▸ YOUR GOAL: Identify the lines containing the word "ДОРОЖНОЙ". Copy each one.

* * * * *

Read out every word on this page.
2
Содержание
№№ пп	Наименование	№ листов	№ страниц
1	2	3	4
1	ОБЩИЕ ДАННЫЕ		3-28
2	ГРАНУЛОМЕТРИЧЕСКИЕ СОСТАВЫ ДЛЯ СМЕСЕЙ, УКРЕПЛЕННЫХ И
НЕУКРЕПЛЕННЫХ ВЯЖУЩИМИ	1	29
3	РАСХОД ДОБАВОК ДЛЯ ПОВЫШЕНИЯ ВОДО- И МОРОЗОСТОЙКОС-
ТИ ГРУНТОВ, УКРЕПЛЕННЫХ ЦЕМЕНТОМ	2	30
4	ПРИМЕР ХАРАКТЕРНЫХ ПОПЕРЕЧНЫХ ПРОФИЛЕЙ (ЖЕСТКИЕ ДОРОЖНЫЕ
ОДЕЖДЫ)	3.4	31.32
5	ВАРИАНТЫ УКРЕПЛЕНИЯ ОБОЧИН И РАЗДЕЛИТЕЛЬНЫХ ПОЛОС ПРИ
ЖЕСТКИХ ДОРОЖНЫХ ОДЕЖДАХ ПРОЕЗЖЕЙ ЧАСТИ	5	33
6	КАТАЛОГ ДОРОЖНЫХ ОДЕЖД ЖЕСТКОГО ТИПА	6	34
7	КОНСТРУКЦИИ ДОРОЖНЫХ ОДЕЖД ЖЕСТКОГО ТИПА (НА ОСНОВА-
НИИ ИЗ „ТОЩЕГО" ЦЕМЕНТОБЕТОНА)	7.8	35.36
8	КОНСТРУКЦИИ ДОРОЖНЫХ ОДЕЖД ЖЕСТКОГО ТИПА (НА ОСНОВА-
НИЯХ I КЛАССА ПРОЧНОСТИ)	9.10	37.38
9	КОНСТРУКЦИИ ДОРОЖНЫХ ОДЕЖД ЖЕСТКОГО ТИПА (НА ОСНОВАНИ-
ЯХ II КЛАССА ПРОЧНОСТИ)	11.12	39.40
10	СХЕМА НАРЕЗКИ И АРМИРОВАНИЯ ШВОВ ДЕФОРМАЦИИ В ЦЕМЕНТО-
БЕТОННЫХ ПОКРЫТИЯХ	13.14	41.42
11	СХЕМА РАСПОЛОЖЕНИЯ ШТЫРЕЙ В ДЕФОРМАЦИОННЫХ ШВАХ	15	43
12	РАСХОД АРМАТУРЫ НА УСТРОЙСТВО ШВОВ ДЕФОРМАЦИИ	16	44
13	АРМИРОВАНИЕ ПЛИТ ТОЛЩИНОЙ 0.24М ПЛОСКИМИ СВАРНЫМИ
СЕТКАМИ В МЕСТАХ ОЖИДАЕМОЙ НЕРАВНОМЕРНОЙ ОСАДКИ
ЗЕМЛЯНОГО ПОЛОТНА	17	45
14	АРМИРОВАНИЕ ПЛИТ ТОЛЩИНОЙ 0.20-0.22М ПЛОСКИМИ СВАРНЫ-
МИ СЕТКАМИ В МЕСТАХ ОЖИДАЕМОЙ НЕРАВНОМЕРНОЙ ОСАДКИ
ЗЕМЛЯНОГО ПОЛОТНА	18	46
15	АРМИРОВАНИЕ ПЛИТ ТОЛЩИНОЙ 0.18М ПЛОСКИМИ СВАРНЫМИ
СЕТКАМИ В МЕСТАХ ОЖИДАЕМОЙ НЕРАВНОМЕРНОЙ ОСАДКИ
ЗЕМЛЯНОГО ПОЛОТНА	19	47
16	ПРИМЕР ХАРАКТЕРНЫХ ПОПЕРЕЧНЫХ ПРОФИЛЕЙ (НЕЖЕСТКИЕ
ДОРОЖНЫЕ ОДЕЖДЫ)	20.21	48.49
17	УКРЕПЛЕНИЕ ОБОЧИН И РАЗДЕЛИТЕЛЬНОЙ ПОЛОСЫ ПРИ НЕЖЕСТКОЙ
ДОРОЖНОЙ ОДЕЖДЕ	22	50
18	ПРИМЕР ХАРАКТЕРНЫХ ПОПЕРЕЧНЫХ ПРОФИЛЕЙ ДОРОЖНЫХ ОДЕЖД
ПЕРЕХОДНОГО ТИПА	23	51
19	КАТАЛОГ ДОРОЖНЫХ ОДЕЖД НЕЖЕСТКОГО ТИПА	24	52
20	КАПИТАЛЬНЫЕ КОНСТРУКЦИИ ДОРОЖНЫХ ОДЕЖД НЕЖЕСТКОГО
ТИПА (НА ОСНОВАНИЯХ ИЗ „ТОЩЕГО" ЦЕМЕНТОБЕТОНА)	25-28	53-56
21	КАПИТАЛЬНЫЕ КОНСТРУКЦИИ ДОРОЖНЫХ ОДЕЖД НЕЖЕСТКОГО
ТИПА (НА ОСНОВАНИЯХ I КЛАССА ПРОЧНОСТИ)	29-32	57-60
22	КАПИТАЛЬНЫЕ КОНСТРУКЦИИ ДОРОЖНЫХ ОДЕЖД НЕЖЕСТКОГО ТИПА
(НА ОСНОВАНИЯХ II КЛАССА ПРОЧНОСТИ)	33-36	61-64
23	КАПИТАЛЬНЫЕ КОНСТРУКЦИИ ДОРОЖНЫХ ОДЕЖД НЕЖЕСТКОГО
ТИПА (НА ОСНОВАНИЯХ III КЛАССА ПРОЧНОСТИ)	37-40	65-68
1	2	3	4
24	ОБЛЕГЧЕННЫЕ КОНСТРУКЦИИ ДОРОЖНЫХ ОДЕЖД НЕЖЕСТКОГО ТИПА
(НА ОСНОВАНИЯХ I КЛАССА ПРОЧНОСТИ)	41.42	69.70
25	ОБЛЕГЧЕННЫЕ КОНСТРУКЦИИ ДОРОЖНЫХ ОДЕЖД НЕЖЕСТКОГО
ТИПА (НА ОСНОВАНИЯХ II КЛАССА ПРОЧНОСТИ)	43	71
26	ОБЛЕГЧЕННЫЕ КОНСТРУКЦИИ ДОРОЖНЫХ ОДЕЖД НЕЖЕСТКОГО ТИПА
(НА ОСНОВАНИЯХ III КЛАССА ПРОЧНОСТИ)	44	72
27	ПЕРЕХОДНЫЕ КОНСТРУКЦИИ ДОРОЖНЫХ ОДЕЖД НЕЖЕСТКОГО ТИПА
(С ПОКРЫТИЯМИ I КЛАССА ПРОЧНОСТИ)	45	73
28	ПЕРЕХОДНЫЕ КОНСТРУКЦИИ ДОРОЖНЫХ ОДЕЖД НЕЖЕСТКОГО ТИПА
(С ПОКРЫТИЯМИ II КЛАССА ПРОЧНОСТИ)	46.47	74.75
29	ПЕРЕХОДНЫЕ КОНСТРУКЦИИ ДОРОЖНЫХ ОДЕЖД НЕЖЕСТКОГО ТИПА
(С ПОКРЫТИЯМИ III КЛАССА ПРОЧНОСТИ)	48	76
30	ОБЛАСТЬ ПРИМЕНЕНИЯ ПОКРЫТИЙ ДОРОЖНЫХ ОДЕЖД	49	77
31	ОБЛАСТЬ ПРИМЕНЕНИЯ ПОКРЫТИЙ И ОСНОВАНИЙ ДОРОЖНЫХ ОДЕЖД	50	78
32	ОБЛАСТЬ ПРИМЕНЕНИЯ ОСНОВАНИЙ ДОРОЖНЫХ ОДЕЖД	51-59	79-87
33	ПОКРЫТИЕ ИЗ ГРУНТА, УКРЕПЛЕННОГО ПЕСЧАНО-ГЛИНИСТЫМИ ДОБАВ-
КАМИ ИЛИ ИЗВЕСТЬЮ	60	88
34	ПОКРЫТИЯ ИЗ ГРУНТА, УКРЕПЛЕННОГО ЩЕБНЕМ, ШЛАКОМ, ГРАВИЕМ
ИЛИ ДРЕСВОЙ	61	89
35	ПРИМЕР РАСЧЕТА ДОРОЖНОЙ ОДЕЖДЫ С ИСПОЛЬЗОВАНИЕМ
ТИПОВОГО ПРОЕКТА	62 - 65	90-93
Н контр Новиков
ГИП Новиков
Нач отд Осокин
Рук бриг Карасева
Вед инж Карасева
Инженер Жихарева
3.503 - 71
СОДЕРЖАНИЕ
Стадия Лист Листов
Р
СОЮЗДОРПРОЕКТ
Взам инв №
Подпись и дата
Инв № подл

* * * * *

▸ SOLUTION:
ДОРОЖНОЙ ОДЕЖДЕ	22	50
35	ПРИМЕР РАСЧЕТА ДОРОЖНОЙ ОДЕЖДЫ С ИСПОЛЬЗОВАНИЕМ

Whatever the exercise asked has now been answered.